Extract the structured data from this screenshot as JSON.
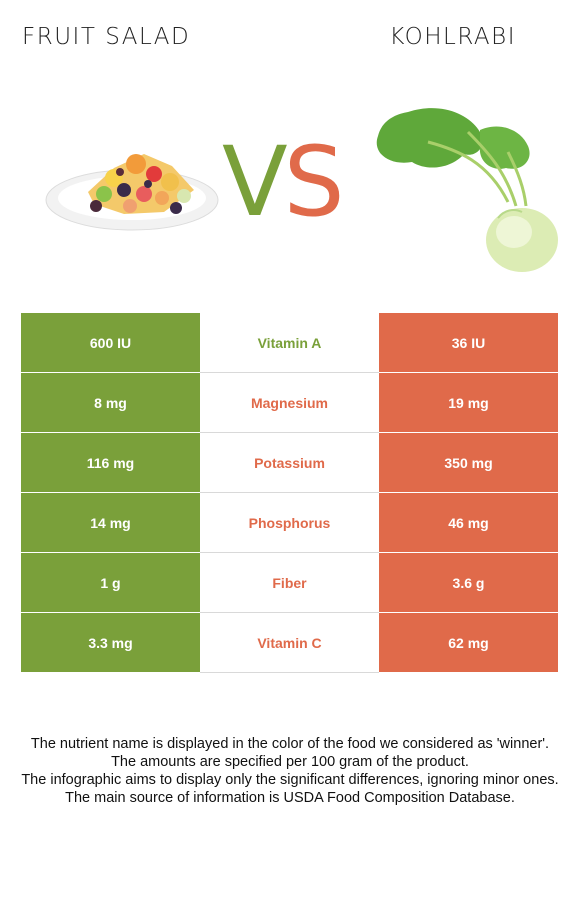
{
  "header": {
    "left_title": "FRUIT SALAD",
    "right_title": "KOHLRABI",
    "vs_v": "V",
    "vs_s": "S"
  },
  "colors": {
    "left": "#7aa03a",
    "right": "#e06a4a"
  },
  "images": {
    "left": "fruit-salad-image",
    "right": "kohlrabi-image"
  },
  "rows": [
    {
      "left": "600 IU",
      "nutrient": "Vitamin A",
      "right": "36 IU",
      "winner": "left"
    },
    {
      "left": "8 mg",
      "nutrient": "Magnesium",
      "right": "19 mg",
      "winner": "right"
    },
    {
      "left": "116 mg",
      "nutrient": "Potassium",
      "right": "350 mg",
      "winner": "right"
    },
    {
      "left": "14 mg",
      "nutrient": "Phosphorus",
      "right": "46 mg",
      "winner": "right"
    },
    {
      "left": "1 g",
      "nutrient": "Fiber",
      "right": "3.6 g",
      "winner": "right"
    },
    {
      "left": "3.3 mg",
      "nutrient": "Vitamin C",
      "right": "62 mg",
      "winner": "right"
    }
  ],
  "footer": {
    "line1": "The nutrient name is displayed in the color of the food we considered as 'winner'.",
    "line2": "The amounts are specified per 100 gram of the product.",
    "line3": "The infographic aims to display only the significant differences, ignoring minor ones.",
    "line4": "The main source of information is USDA Food Composition Database."
  }
}
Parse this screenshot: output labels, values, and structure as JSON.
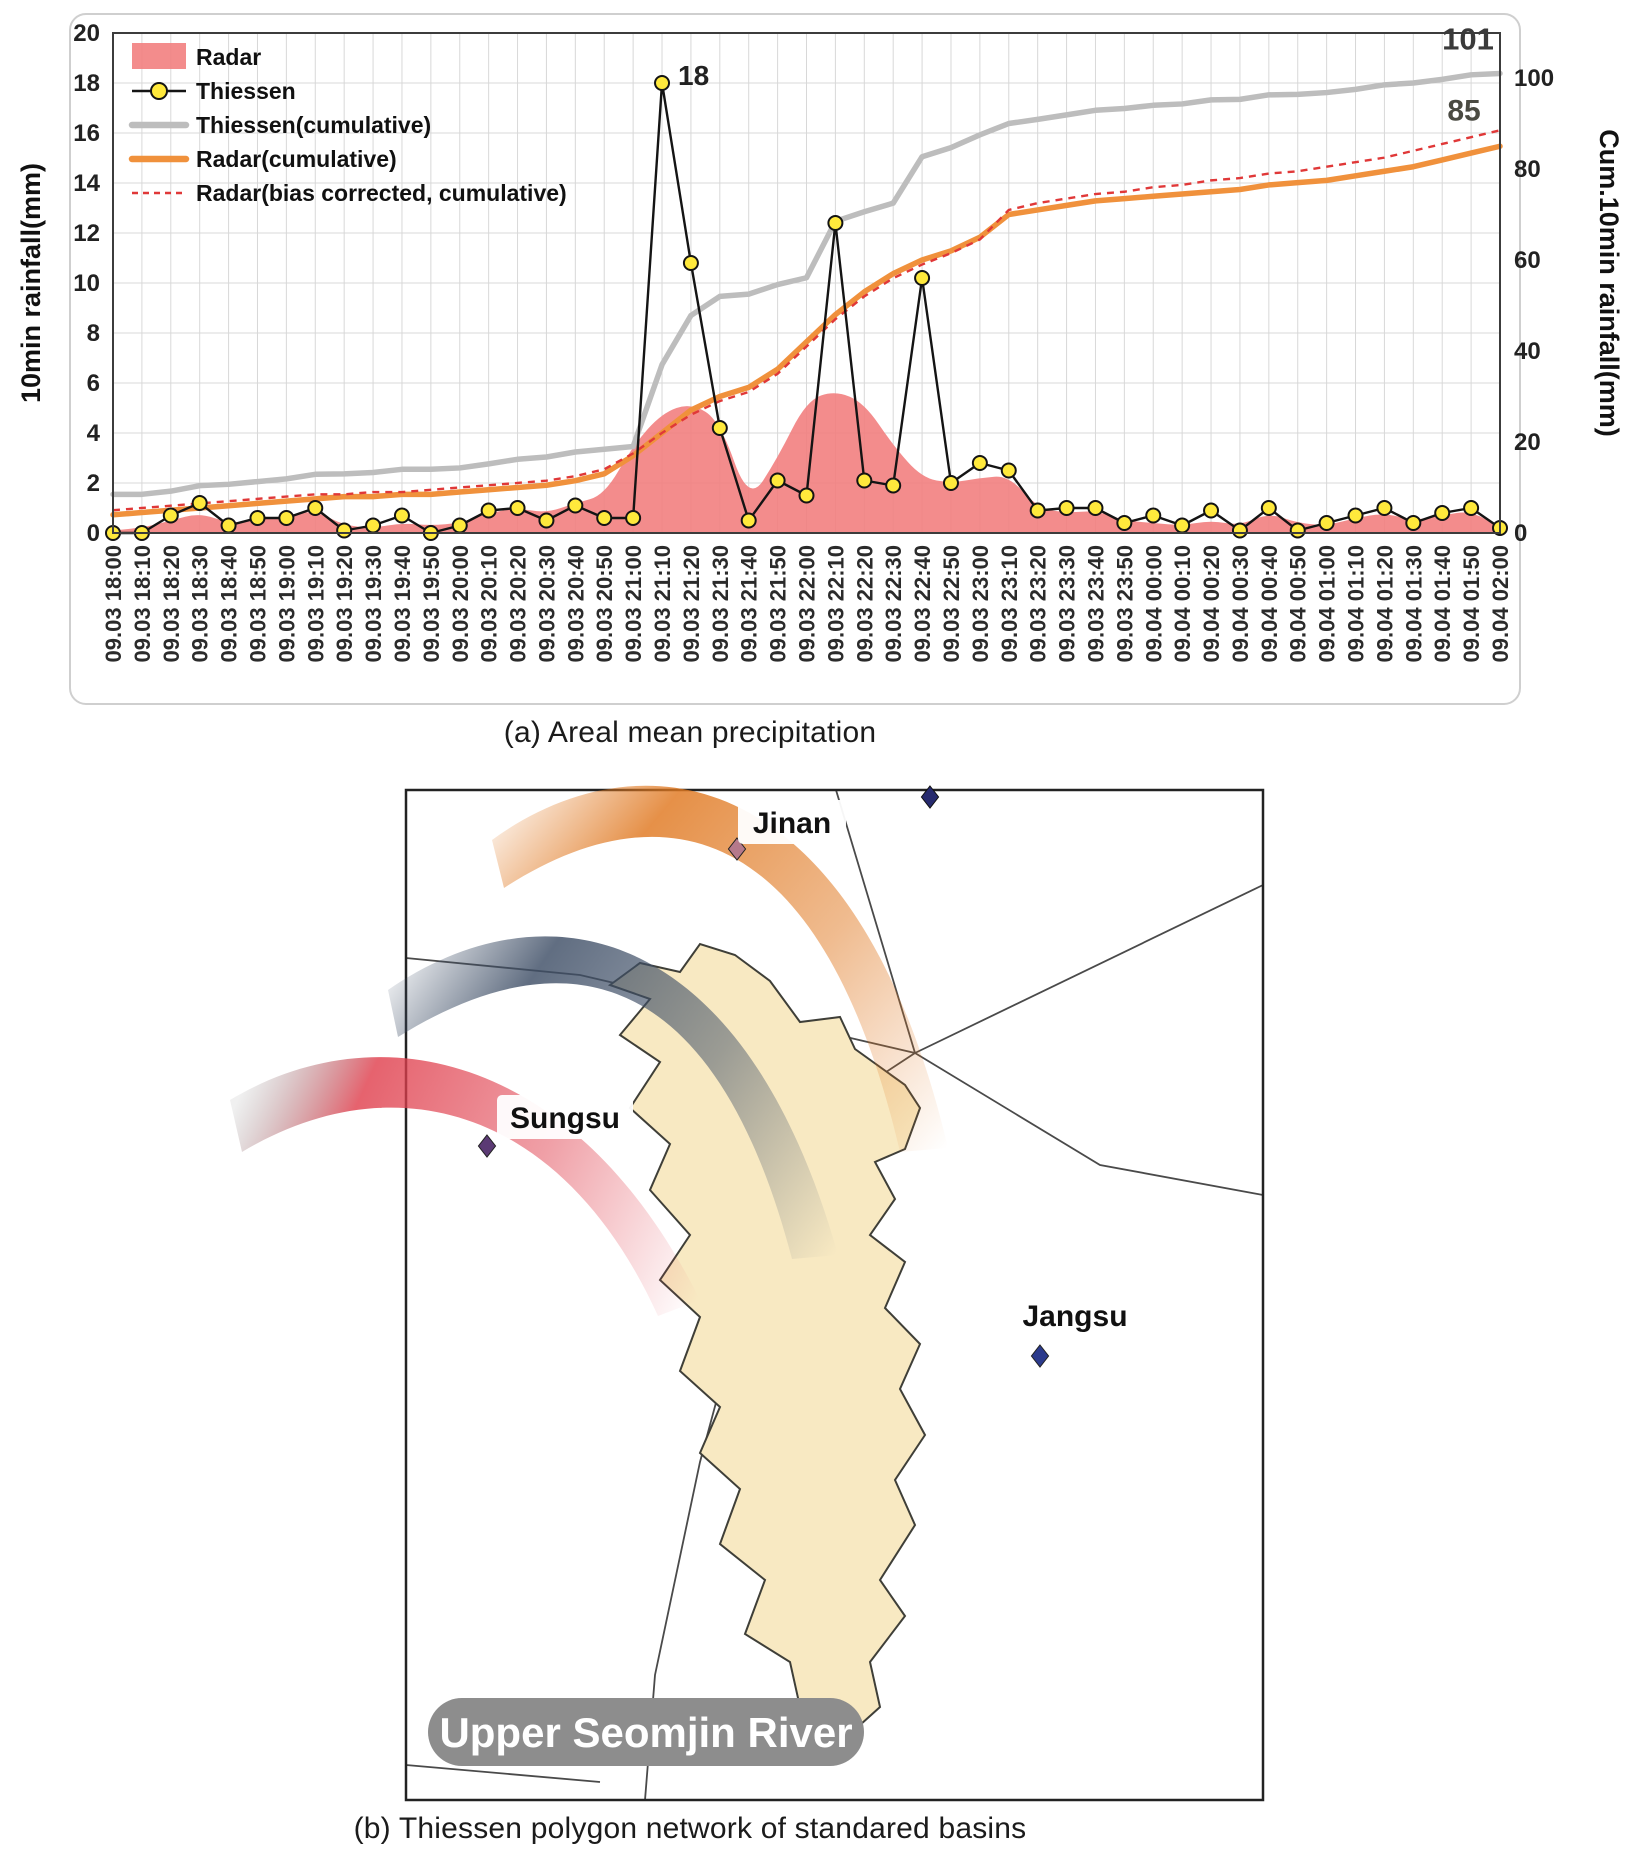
{
  "figure": {
    "caption_a": "(a) Areal mean precipitation",
    "caption_b": "(b) Thiessen polygon network of standared basins"
  },
  "chart_data": {
    "type": "combo",
    "ylabel_left": "10min rainfall(mm)",
    "ylabel_right": "Cum.10min rainfall(mm)",
    "ylim_left": [
      0,
      20
    ],
    "ylim_right": [
      0,
      100
    ],
    "yticks_left": [
      0,
      2,
      4,
      6,
      8,
      10,
      12,
      14,
      16,
      18,
      20
    ],
    "yticks_right": [
      0,
      20,
      40,
      60,
      80,
      100
    ],
    "grid": true,
    "legend_position": "upper-left",
    "categories": [
      "09.03 18:00",
      "09.03 18:10",
      "09.03 18:20",
      "09.03 18:30",
      "09.03 18:40",
      "09.03 18:50",
      "09.03 19:00",
      "09.03 19:10",
      "09.03 19:20",
      "09.03 19:30",
      "09.03 19:40",
      "09.03 19:50",
      "09.03 20:00",
      "09.03 20:10",
      "09.03 20:20",
      "09.03 20:30",
      "09.03 20:40",
      "09.03 20:50",
      "09.03 21:00",
      "09.03 21:10",
      "09.03 21:20",
      "09.03 21:30",
      "09.03 21:40",
      "09.03 21:50",
      "09.03 22:00",
      "09.03 22:10",
      "09.03 22:20",
      "09.03 22:30",
      "09.03 22:40",
      "09.03 22:50",
      "09.03 23:00",
      "09.03 23:10",
      "09.03 23:20",
      "09.03 23:30",
      "09.03 23:40",
      "09.03 23:50",
      "09.04 00:00",
      "09.04 00:10",
      "09.04 00:20",
      "09.04 00:30",
      "09.04 00:40",
      "09.04 00:50",
      "09.04 01:00",
      "09.04 01:10",
      "09.04 01:20",
      "09.04 01:30",
      "09.04 01:40",
      "09.04 01:50",
      "09.04 02:00"
    ],
    "series": [
      {
        "name": "Radar",
        "kind": "area",
        "axis": "left",
        "color": "#f28080",
        "values": [
          0.1,
          0.2,
          0.5,
          0.8,
          0.4,
          0.5,
          0.7,
          0.9,
          0.3,
          0.2,
          0.4,
          0.3,
          0.4,
          0.8,
          1.0,
          0.8,
          1.2,
          1.5,
          3.5,
          4.8,
          5.2,
          4.5,
          1.2,
          3.0,
          5.3,
          5.7,
          5.2,
          3.5,
          2.2,
          2.0,
          2.2,
          2.3,
          1.0,
          0.8,
          0.9,
          0.5,
          0.4,
          0.3,
          0.5,
          0.3,
          0.8,
          0.4,
          0.3,
          0.6,
          0.8,
          0.5,
          0.7,
          0.9,
          0.2
        ]
      },
      {
        "name": "Thiessen",
        "kind": "marker-line",
        "axis": "left",
        "color": "#141414",
        "marker_color": "#ffe93c",
        "values": [
          0,
          0,
          0.7,
          1.2,
          0.3,
          0.6,
          0.6,
          1.0,
          0.1,
          0.3,
          0.7,
          0,
          0.3,
          0.9,
          1.0,
          0.5,
          1.1,
          0.6,
          0.6,
          18,
          10.8,
          4.2,
          0.5,
          2.1,
          1.5,
          12.4,
          2.1,
          1.9,
          10.2,
          2.0,
          2.8,
          2.5,
          0.9,
          1.0,
          1.0,
          0.4,
          0.7,
          0.3,
          0.9,
          0.1,
          1.0,
          0.1,
          0.4,
          0.7,
          1.0,
          0.4,
          0.8,
          1.0,
          0.2
        ]
      },
      {
        "name": "Thiessen(cumulative)",
        "kind": "thick-line",
        "axis": "right",
        "color": "#bdbdbd",
        "values": [
          8.5,
          8.5,
          9.2,
          10.4,
          10.7,
          11.3,
          11.9,
          12.9,
          13.0,
          13.3,
          14.0,
          14.0,
          14.3,
          15.2,
          16.2,
          16.7,
          17.8,
          18.4,
          19.0,
          37.0,
          47.8,
          52.0,
          52.5,
          54.6,
          56.1,
          68.5,
          70.6,
          72.5,
          82.7,
          84.7,
          87.5,
          90.0,
          90.9,
          91.9,
          92.9,
          93.3,
          94.0,
          94.3,
          95.2,
          95.3,
          96.3,
          96.4,
          96.8,
          97.5,
          98.5,
          98.9,
          99.7,
          100.7,
          101
        ]
      },
      {
        "name": "Radar(cumulative)",
        "kind": "thick-line",
        "axis": "right",
        "color": "#f0913c",
        "values": [
          4,
          4.5,
          5,
          5.5,
          6,
          6.5,
          7,
          7.5,
          8,
          8,
          8.5,
          8.5,
          9,
          9.5,
          10,
          10.5,
          11.5,
          13,
          17,
          22,
          27,
          30,
          32,
          36,
          42,
          48,
          53,
          57,
          60,
          62,
          65,
          70,
          71,
          72,
          73,
          73.5,
          74,
          74.5,
          75,
          75.5,
          76.5,
          77,
          77.5,
          78.5,
          79.5,
          80.5,
          82,
          83.5,
          85
        ]
      },
      {
        "name": "Radar(bias corrected, cumulative)",
        "kind": "dashed-line",
        "axis": "right",
        "color": "#e03838",
        "values": [
          5,
          5.5,
          6,
          6.5,
          7,
          7.5,
          8,
          8.5,
          8.5,
          9,
          9,
          9.5,
          10,
          10.5,
          11,
          11.5,
          12.5,
          14,
          17.5,
          22,
          26,
          29,
          31,
          35,
          41,
          47,
          52,
          56,
          59,
          61.5,
          64.5,
          71,
          72.5,
          73.5,
          74.5,
          75,
          76,
          76.5,
          77.5,
          78,
          79,
          79.5,
          80.5,
          81.5,
          82.5,
          84,
          85.5,
          87,
          88.5
        ]
      }
    ],
    "annotations": [
      {
        "text": "18",
        "anchor": "thiessen-peak"
      },
      {
        "text": "101",
        "anchor": "thiessen-cumulative-end"
      },
      {
        "text": "85",
        "anchor": "radar-cumulative-end"
      }
    ]
  },
  "map": {
    "badge_label": "Upper Seomjin River",
    "badge_bg": "#8d8d8d",
    "watershed_fill": "#f8e9c2",
    "stations": [
      {
        "name": "Jinan",
        "marker_color": "#b5798b"
      },
      {
        "name": "Sungsu",
        "marker_color": "#5b3a74"
      },
      {
        "name": "Jangsu",
        "marker_color": "#2b3a8c"
      }
    ],
    "unlabeled_marker_color": "#262a6e",
    "swath_colors": {
      "north": "#e07820",
      "center": "#3e4e66",
      "west": "#e0404e"
    }
  }
}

** SET TASK **
Give only the count of lines in the data that include the string "this".

** TASK SOLUTION **
2